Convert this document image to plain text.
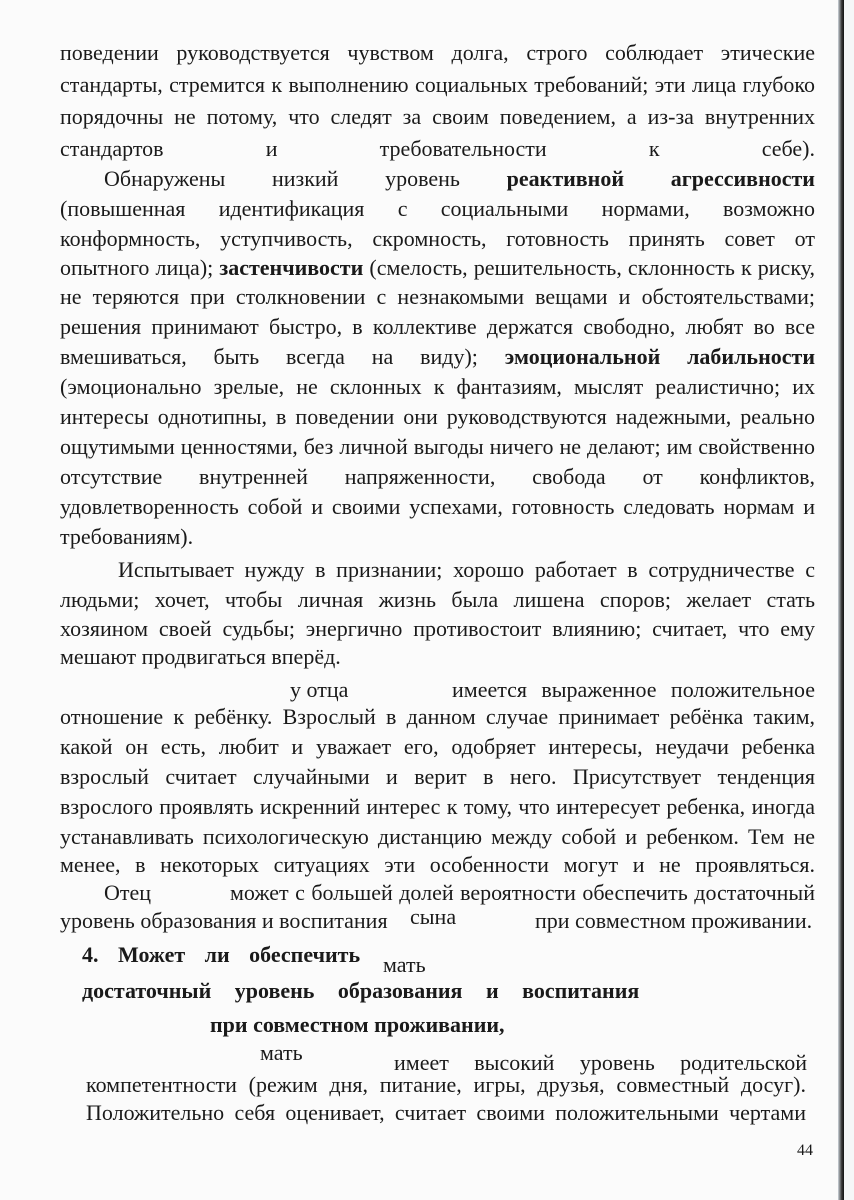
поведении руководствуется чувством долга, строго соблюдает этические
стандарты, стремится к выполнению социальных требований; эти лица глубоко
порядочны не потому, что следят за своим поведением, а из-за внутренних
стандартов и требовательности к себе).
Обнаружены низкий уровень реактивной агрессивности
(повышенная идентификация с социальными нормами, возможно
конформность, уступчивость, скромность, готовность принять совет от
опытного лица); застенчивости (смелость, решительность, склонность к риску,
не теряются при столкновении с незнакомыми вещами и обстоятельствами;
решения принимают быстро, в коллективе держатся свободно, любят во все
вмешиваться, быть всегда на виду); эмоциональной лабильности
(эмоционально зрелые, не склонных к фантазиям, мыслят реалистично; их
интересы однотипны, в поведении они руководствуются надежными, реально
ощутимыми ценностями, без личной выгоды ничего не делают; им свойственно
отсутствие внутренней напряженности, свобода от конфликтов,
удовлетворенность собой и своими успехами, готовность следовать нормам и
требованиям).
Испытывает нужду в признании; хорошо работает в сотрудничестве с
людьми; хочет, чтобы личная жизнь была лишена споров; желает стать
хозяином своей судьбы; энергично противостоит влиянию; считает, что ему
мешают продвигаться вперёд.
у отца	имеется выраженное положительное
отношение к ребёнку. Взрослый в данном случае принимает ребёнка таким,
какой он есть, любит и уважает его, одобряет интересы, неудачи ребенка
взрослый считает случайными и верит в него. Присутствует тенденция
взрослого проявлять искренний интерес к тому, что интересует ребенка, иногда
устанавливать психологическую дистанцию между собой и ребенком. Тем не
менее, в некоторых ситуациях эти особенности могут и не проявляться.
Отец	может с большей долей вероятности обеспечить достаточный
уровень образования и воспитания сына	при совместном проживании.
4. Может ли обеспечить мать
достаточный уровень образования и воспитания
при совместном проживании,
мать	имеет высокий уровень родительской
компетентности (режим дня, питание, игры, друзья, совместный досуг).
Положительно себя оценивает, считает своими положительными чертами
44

+++++

- [Request]: Look over the listing. Pull out every line with the string "проживании" in it.

- [Answer for the task]:
уровень образования и воспитания сына	при совместном проживании.
при совместном проживании,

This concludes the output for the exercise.